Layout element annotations
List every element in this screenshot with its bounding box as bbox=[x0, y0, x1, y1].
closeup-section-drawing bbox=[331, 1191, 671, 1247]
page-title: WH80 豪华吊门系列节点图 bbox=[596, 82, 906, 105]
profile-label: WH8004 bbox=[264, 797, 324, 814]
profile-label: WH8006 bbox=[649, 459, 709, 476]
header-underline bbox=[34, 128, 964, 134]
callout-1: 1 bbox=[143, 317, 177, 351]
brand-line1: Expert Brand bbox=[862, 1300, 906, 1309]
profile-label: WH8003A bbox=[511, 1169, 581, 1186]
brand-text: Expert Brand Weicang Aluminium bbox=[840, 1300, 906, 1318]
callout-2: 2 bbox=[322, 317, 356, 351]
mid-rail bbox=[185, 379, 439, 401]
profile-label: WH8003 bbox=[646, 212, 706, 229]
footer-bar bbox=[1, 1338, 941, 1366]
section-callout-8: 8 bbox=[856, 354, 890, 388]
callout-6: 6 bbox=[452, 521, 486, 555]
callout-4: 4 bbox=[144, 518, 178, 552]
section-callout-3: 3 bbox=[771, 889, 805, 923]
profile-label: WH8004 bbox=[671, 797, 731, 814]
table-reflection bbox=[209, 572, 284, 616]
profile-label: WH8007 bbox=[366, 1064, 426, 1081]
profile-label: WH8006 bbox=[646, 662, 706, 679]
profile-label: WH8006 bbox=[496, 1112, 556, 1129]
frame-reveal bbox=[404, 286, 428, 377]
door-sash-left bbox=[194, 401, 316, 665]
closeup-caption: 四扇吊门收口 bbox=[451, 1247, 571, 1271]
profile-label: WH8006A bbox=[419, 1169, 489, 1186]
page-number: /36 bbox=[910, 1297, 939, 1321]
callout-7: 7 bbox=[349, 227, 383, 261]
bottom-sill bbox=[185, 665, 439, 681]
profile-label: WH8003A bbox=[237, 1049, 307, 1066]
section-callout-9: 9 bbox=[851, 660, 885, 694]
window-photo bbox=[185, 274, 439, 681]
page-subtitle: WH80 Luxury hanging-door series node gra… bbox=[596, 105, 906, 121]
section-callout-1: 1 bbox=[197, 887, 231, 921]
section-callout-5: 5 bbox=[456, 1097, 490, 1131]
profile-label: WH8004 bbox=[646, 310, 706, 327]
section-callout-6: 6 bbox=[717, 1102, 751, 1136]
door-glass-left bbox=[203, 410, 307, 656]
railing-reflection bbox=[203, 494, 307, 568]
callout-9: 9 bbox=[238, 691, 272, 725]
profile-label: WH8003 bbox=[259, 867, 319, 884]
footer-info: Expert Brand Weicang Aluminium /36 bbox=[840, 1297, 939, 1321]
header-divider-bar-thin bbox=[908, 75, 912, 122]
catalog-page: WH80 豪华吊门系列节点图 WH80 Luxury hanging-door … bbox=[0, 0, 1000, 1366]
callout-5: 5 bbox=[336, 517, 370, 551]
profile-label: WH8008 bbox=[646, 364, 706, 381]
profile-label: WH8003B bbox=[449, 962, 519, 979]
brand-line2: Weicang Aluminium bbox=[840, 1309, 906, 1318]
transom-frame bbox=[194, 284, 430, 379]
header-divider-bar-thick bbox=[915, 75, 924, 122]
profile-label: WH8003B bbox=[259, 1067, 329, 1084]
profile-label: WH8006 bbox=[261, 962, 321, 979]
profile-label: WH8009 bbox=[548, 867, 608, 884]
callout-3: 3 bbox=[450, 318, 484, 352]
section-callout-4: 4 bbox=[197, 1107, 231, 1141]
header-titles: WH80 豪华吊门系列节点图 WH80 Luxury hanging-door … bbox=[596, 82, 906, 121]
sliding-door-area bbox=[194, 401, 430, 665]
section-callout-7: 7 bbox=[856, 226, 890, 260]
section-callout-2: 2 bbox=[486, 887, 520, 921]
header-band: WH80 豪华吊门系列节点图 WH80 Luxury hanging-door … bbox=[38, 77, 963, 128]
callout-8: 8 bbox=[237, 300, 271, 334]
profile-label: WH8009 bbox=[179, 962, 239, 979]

Directive
Can you copy every line of the records above, character for character?

Result of this exercise
List every element in this screenshot with its bounding box as bbox=[x0, y0, x1, y1].
closeup-section-drawing bbox=[331, 1191, 671, 1247]
page-title: WH80 豪华吊门系列节点图 bbox=[596, 82, 906, 105]
profile-label: WH8004 bbox=[264, 797, 324, 814]
profile-label: WH8006 bbox=[649, 459, 709, 476]
header-underline bbox=[34, 128, 964, 134]
callout-1: 1 bbox=[143, 317, 177, 351]
brand-line1: Expert Brand bbox=[862, 1300, 906, 1309]
profile-label: WH8003A bbox=[511, 1169, 581, 1186]
brand-text: Expert Brand Weicang Aluminium bbox=[840, 1300, 906, 1318]
callout-2: 2 bbox=[322, 317, 356, 351]
mid-rail bbox=[185, 379, 439, 401]
profile-label: WH8003 bbox=[646, 212, 706, 229]
footer-bar bbox=[1, 1338, 941, 1366]
section-callout-8: 8 bbox=[856, 354, 890, 388]
callout-6: 6 bbox=[452, 521, 486, 555]
callout-4: 4 bbox=[144, 518, 178, 552]
section-callout-3: 3 bbox=[771, 889, 805, 923]
profile-label: WH8004 bbox=[671, 797, 731, 814]
table-reflection bbox=[209, 572, 284, 616]
profile-label: WH8007 bbox=[366, 1064, 426, 1081]
profile-label: WH8006 bbox=[646, 662, 706, 679]
profile-label: WH8006 bbox=[496, 1112, 556, 1129]
frame-reveal bbox=[404, 286, 428, 377]
door-sash-left bbox=[194, 401, 316, 665]
closeup-caption: 四扇吊门收口 bbox=[451, 1247, 571, 1271]
profile-label: WH8006A bbox=[419, 1169, 489, 1186]
page-number: /36 bbox=[910, 1297, 939, 1321]
callout-7: 7 bbox=[349, 227, 383, 261]
bottom-sill bbox=[185, 665, 439, 681]
profile-label: WH8003A bbox=[237, 1049, 307, 1066]
section-callout-9: 9 bbox=[851, 660, 885, 694]
window-photo bbox=[185, 274, 439, 681]
page-subtitle: WH80 Luxury hanging-door series node gra… bbox=[596, 105, 906, 121]
section-callout-1: 1 bbox=[197, 887, 231, 921]
section-callout-5: 5 bbox=[456, 1097, 490, 1131]
profile-label: WH8004 bbox=[646, 310, 706, 327]
section-callout-6: 6 bbox=[717, 1102, 751, 1136]
door-glass-left bbox=[203, 410, 307, 656]
railing-reflection bbox=[203, 494, 307, 568]
callout-9: 9 bbox=[238, 691, 272, 725]
profile-label: WH8003 bbox=[259, 867, 319, 884]
footer-info: Expert Brand Weicang Aluminium /36 bbox=[840, 1297, 939, 1321]
header-divider-bar-thin bbox=[908, 75, 912, 122]
catalog-page: WH80 豪华吊门系列节点图 WH80 Luxury hanging-door … bbox=[0, 0, 1000, 1366]
callout-5: 5 bbox=[336, 517, 370, 551]
profile-label: WH8008 bbox=[646, 364, 706, 381]
profile-label: WH8003B bbox=[449, 962, 519, 979]
brand-line2: Weicang Aluminium bbox=[840, 1309, 906, 1318]
transom-frame bbox=[194, 284, 430, 379]
header-divider-bar-thick bbox=[915, 75, 924, 122]
profile-label: WH8003B bbox=[259, 1067, 329, 1084]
profile-label: WH8006 bbox=[261, 962, 321, 979]
profile-label: WH8009 bbox=[548, 867, 608, 884]
callout-3: 3 bbox=[450, 318, 484, 352]
section-callout-4: 4 bbox=[197, 1107, 231, 1141]
header-titles: WH80 豪华吊门系列节点图 WH80 Luxury hanging-door … bbox=[596, 82, 906, 121]
sliding-door-area bbox=[194, 401, 430, 665]
section-callout-7: 7 bbox=[856, 226, 890, 260]
section-callout-2: 2 bbox=[486, 887, 520, 921]
header-band: WH80 豪华吊门系列节点图 WH80 Luxury hanging-door … bbox=[38, 77, 963, 128]
callout-8: 8 bbox=[237, 300, 271, 334]
profile-label: WH8009 bbox=[179, 962, 239, 979]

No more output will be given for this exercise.